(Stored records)
********
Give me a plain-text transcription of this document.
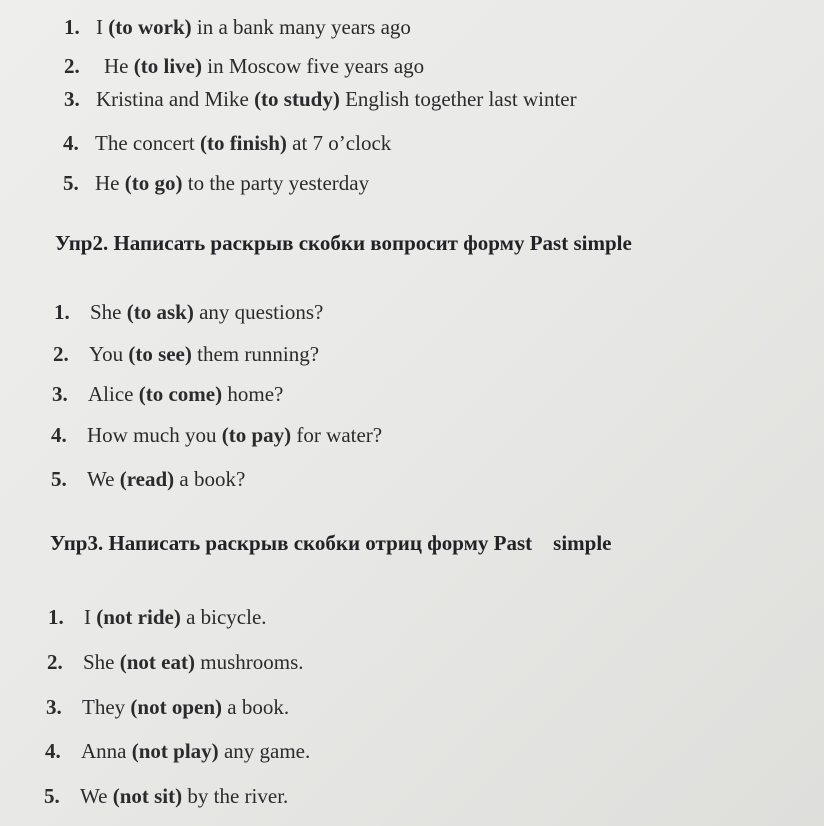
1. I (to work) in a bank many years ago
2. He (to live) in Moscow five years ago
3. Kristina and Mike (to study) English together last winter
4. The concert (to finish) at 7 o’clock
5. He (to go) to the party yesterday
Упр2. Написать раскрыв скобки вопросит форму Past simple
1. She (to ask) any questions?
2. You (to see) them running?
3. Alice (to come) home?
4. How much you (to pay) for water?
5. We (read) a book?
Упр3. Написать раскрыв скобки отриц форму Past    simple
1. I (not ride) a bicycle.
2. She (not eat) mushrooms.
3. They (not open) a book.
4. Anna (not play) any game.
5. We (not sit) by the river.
********
[Task statement] Within the listing above, copy each line that has the string "форму".

[Expected answer]
Упр2. Написать раскрыв скобки вопросит форму Past simple
Упр3. Написать раскрыв скобки отриц форму Past    simple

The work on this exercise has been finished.